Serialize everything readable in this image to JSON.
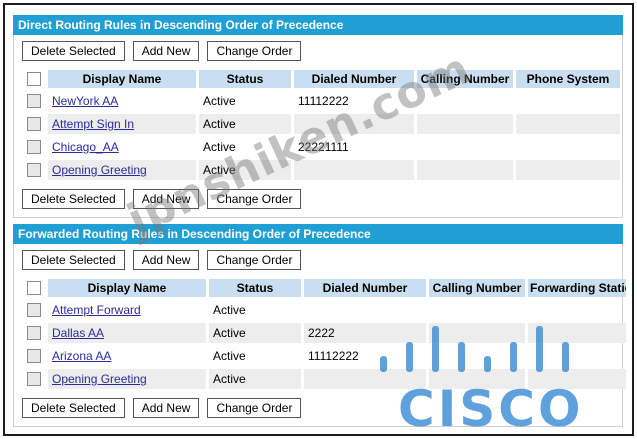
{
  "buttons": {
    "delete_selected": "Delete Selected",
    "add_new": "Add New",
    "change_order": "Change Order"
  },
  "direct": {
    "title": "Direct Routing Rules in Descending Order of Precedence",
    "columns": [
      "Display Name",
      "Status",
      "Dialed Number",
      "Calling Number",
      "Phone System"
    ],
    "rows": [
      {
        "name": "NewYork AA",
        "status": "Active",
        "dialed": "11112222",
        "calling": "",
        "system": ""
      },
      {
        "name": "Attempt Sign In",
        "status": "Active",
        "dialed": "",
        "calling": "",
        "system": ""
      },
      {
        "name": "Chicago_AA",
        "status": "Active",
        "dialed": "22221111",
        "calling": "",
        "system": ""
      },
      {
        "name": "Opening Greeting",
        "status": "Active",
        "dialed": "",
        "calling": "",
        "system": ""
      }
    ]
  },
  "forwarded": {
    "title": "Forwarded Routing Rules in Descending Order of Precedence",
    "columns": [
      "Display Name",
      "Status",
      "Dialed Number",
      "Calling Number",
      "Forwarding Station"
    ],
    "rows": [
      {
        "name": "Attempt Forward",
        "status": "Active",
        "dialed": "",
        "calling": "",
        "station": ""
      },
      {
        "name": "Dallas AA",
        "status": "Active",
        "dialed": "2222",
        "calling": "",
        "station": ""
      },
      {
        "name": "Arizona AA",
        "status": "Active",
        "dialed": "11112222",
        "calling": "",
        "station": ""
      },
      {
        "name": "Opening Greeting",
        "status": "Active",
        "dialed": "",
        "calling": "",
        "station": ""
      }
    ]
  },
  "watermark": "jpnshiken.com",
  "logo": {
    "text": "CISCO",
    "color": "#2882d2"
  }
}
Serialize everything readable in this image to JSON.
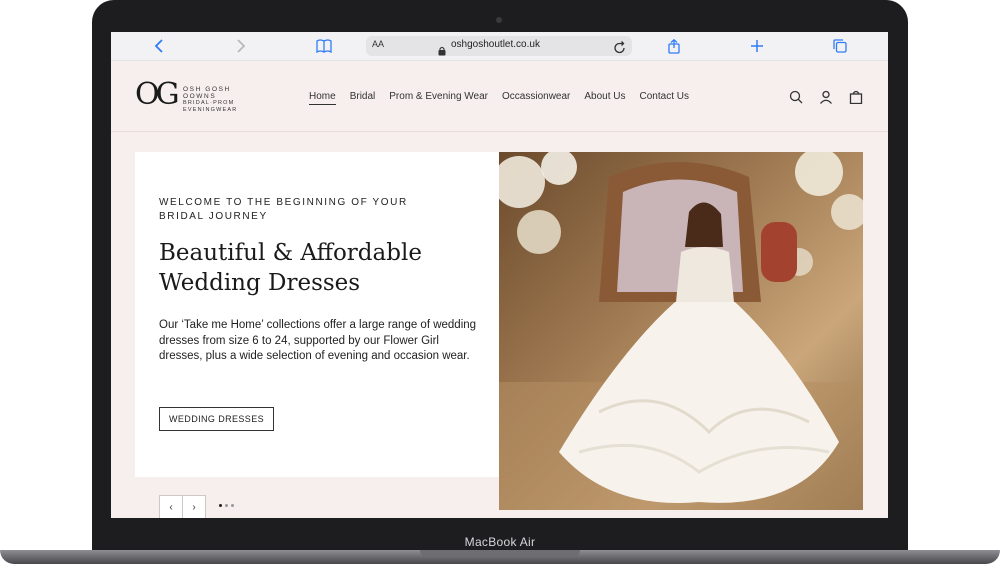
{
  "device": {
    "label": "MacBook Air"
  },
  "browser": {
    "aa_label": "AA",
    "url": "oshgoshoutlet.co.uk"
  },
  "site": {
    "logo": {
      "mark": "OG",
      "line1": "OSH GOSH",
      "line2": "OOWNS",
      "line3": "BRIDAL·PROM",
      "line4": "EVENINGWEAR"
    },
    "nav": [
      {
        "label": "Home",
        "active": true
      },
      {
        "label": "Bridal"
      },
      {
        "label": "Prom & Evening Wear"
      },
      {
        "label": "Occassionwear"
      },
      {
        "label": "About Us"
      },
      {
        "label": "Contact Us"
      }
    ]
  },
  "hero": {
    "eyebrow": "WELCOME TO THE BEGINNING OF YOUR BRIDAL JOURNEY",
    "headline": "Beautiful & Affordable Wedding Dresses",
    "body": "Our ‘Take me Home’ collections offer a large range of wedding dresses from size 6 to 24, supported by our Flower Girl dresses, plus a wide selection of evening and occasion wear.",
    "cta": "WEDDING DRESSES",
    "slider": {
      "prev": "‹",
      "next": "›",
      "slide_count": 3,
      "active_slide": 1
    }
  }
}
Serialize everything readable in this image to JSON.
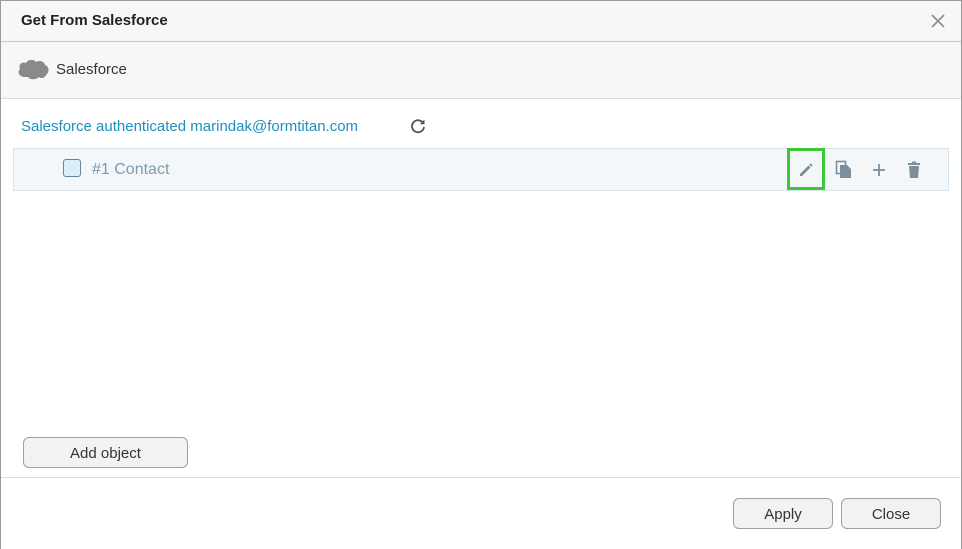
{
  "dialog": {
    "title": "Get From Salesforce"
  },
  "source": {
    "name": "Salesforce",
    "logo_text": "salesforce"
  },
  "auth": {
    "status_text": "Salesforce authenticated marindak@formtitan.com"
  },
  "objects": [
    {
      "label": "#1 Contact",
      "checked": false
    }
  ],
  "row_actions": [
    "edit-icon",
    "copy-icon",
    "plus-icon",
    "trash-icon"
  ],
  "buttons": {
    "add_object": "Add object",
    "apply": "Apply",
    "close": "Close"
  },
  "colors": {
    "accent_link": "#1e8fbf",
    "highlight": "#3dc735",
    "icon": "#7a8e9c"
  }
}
_ _ _
## WHAT YOU SHOULD DO
Select all lines with the word "Precedence" from the entries above.

## WRITTEN REPLY
    "title": "Direct Routing Rules in Descending Order of Precedence",
    "title": "Forwarded Routing Rules in Descending Order of Precedence",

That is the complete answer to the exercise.